== Input ==
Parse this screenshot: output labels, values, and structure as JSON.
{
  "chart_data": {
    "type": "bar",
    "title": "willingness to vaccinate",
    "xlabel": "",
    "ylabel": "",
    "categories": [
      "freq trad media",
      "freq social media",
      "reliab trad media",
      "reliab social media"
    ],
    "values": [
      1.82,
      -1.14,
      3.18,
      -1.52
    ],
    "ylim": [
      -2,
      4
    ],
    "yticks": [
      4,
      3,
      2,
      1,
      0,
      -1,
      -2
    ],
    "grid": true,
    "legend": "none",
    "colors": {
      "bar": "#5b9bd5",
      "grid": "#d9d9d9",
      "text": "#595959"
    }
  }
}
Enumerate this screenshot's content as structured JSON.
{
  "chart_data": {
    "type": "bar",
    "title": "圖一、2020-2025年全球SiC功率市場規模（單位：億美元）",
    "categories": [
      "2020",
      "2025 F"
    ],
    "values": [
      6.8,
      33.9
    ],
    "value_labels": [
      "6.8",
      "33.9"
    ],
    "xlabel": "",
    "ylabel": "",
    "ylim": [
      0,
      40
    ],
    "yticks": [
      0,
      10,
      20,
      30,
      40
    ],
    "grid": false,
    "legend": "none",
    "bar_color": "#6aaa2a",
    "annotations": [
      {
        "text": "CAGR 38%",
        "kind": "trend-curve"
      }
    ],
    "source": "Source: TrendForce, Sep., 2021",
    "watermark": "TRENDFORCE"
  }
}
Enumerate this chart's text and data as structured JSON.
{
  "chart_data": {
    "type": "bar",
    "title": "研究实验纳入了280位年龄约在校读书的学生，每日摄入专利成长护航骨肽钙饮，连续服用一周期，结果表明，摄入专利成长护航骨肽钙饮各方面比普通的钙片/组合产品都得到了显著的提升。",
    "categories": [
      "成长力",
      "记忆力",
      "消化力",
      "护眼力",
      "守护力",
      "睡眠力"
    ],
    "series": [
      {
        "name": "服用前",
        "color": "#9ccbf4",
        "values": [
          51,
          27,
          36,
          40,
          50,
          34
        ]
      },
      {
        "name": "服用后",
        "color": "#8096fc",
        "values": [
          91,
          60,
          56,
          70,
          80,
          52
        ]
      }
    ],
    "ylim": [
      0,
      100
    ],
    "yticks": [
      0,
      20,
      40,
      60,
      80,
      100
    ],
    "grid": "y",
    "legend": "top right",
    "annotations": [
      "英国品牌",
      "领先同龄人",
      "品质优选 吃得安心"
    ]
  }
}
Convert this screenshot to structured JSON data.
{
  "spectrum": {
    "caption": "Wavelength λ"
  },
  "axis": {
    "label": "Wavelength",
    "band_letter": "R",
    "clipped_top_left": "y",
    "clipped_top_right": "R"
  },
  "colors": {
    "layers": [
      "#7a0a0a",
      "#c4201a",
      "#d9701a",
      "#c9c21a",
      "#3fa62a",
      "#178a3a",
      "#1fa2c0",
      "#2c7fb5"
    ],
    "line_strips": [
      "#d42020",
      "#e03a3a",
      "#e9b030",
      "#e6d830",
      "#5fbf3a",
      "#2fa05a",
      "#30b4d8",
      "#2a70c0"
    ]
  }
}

== Short exercise ==
Lines that hold the word "Wavelength" are the ones to return, every one of them.

== Full output ==
    "caption": "Wavelength λ"
    "label": "Wavelength",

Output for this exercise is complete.